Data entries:
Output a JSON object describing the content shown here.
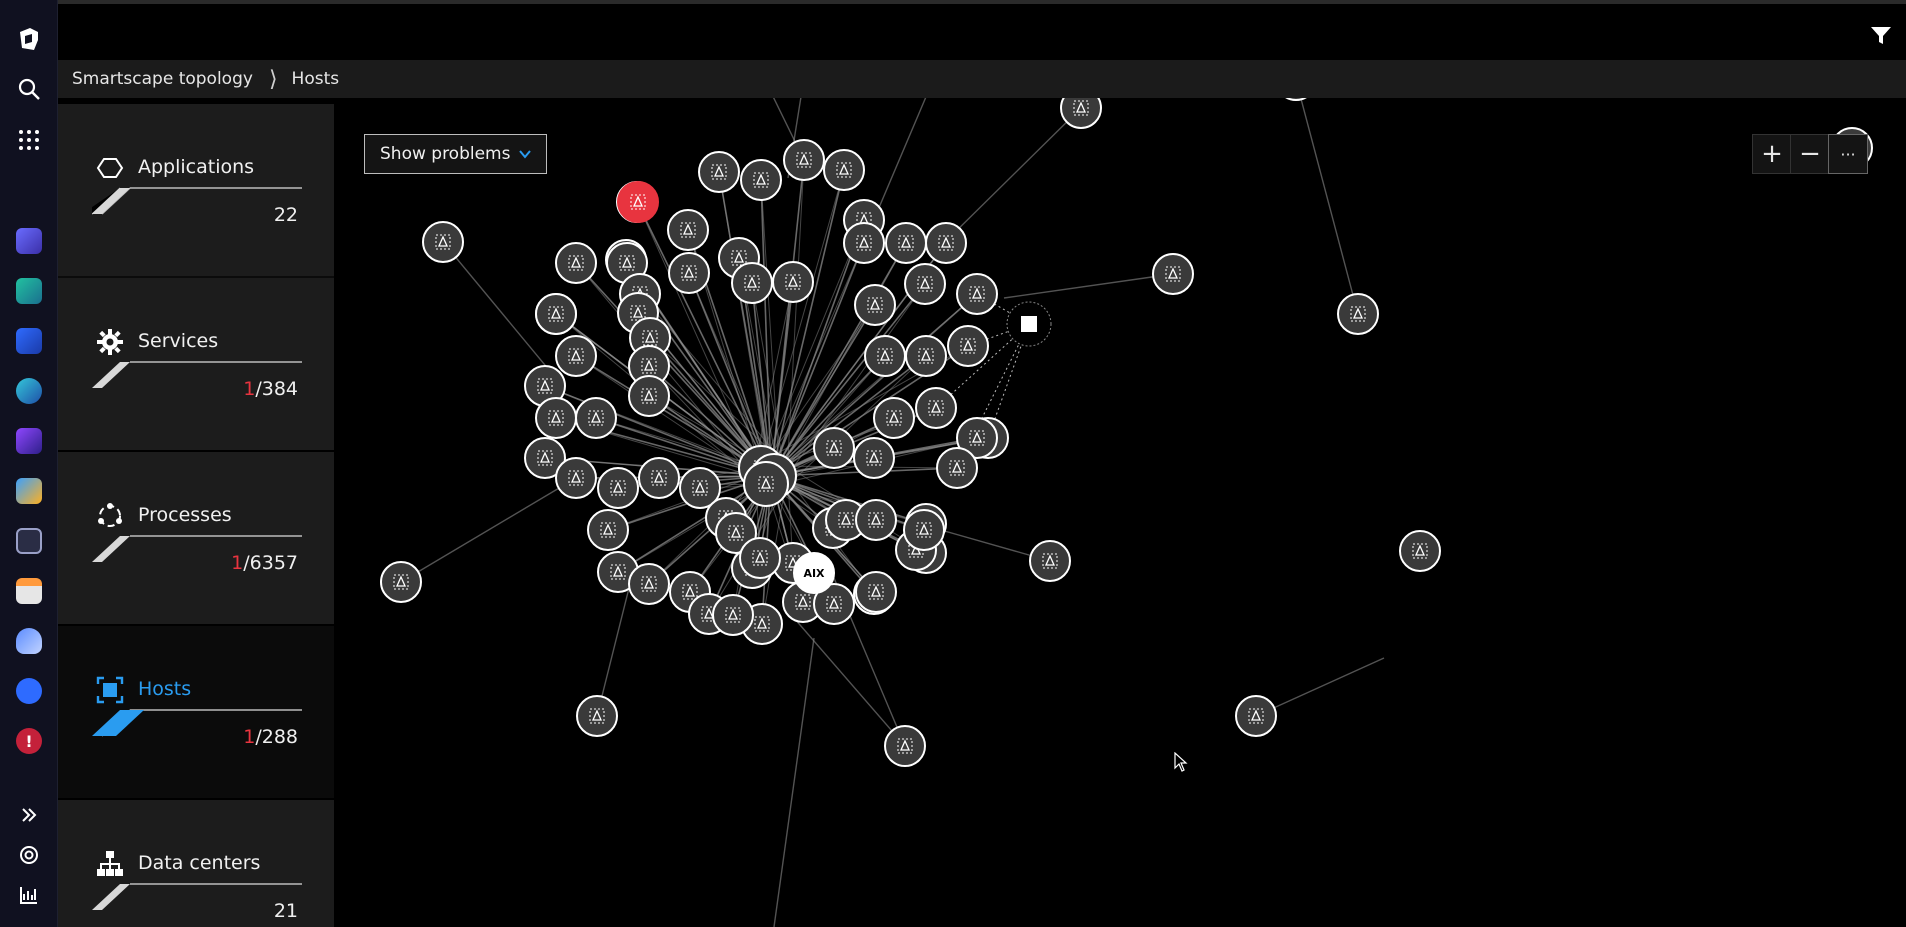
{
  "breadcrumb": {
    "root": "Smartscape topology",
    "current": "Hosts"
  },
  "sidebar": {
    "items": [
      {
        "label": "Applications",
        "problems": "",
        "total": "22",
        "icon": "hexagon-icon"
      },
      {
        "label": "Services",
        "problems": "1",
        "total": "/384",
        "icon": "gear-icon"
      },
      {
        "label": "Processes",
        "problems": "1",
        "total": "/6357",
        "icon": "process-ring-icon"
      },
      {
        "label": "Hosts",
        "problems": "1",
        "total": "/288",
        "icon": "host-icon",
        "active": true
      },
      {
        "label": "Data centers",
        "problems": "",
        "total": "21",
        "icon": "hierarchy-icon"
      }
    ]
  },
  "map": {
    "dropdown_label": "Show problems",
    "zoom_in": "+",
    "zoom_out": "−",
    "more": "···",
    "aix_label": "AIX"
  },
  "colors": {
    "accent": "#2a9cf0",
    "error": "#e8343f",
    "node_fill": "#3a3a3a",
    "node_stroke": "#ffffff",
    "edge": "#8a8a8a"
  }
}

■ AIM ■
Omit the pictures, then output the rest of the listing exactly.

■ COMPLETED TASK ■
Output a JSON object describing the content shown here.
{
  "breadcrumb": {
    "root": "Smartscape topology",
    "current": "Hosts"
  },
  "sidebar": {
    "items": [
      {
        "label": "Applications",
        "problems": "",
        "total": "22",
        "icon": "hexagon-icon"
      },
      {
        "label": "Services",
        "problems": "1",
        "total": "/384",
        "icon": "gear-icon"
      },
      {
        "label": "Processes",
        "problems": "1",
        "total": "/6357",
        "icon": "process-ring-icon"
      },
      {
        "label": "Hosts",
        "problems": "1",
        "total": "/288",
        "icon": "host-icon",
        "active": true
      },
      {
        "label": "Data centers",
        "problems": "",
        "total": "21",
        "icon": "hierarchy-icon"
      }
    ]
  },
  "map": {
    "dropdown_label": "Show problems",
    "zoom_in": "+",
    "zoom_out": "−",
    "more": "···",
    "aix_label": "AIX"
  },
  "colors": {
    "accent": "#2a9cf0",
    "error": "#e8343f",
    "node_fill": "#3a3a3a",
    "node_stroke": "#ffffff",
    "edge": "#8a8a8a"
  }
}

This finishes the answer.